Work required. Below are some records: retype them all exactly, but not the pictures.
○ ○ ○ ○ ○
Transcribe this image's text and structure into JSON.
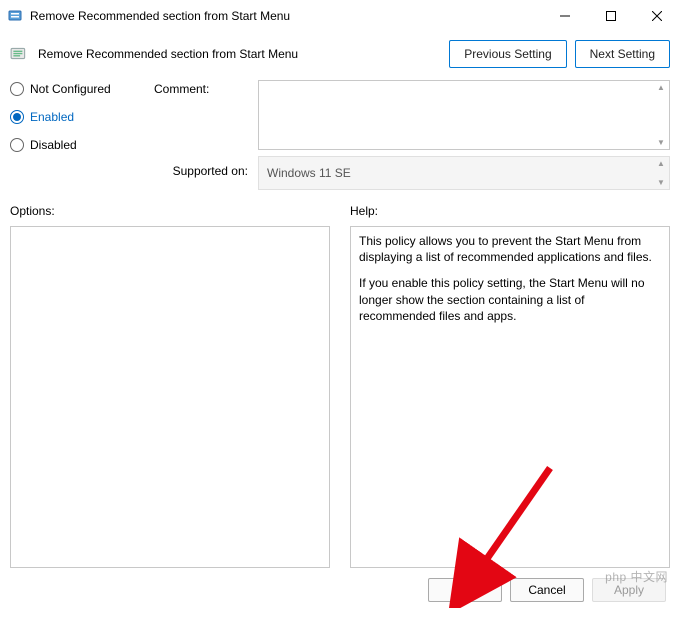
{
  "titlebar": {
    "title": "Remove Recommended section from Start Menu"
  },
  "header": {
    "title": "Remove Recommended section from Start Menu",
    "prev_label": "Previous Setting",
    "next_label": "Next Setting"
  },
  "state": {
    "options": [
      "Not Configured",
      "Enabled",
      "Disabled"
    ],
    "selected_index": 1
  },
  "mid": {
    "comment_label": "Comment:",
    "supported_label": "Supported on:",
    "supported_value": "Windows 11 SE"
  },
  "lower": {
    "options_label": "Options:",
    "help_label": "Help:",
    "help_p1": "This policy allows you to prevent the Start Menu from displaying a list of recommended applications and files.",
    "help_p2": "If you enable this policy setting, the Start Menu will no longer show the section containing a list of recommended files and apps."
  },
  "footer": {
    "ok": "OK",
    "cancel": "Cancel",
    "apply": "Apply"
  },
  "watermark": "php 中文网"
}
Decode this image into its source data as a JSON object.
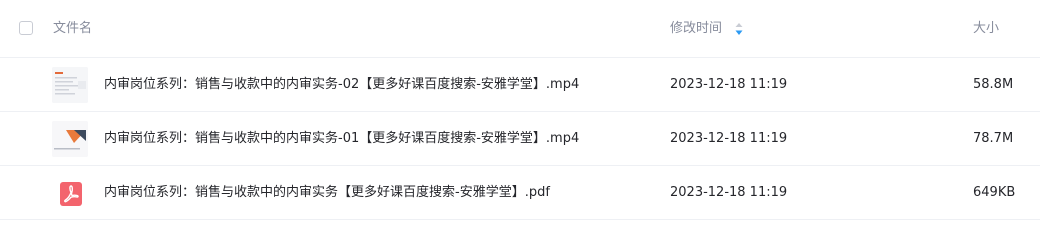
○ ○ ○ ○ ○
Answer to the task.
Transcribe this image's text and structure into JSON.
{
  "titlebar": {
    "title": "Remove Recommended section from Start Menu"
  },
  "header": {
    "title": "Remove Recommended section from Start Menu",
    "prev_label": "Previous Setting",
    "next_label": "Next Setting"
  },
  "state": {
    "options": [
      "Not Configured",
      "Enabled",
      "Disabled"
    ],
    "selected_index": 1
  },
  "mid": {
    "comment_label": "Comment:",
    "supported_label": "Supported on:",
    "supported_value": "Windows 11 SE"
  },
  "lower": {
    "options_label": "Options:",
    "help_label": "Help:",
    "help_p1": "This policy allows you to prevent the Start Menu from displaying a list of recommended applications and files.",
    "help_p2": "If you enable this policy setting, the Start Menu will no longer show the section containing a list of recommended files and apps."
  },
  "footer": {
    "ok": "OK",
    "cancel": "Cancel",
    "apply": "Apply"
  },
  "watermark": "php 中文网"
}
Decode this image into its source data as a JSON object.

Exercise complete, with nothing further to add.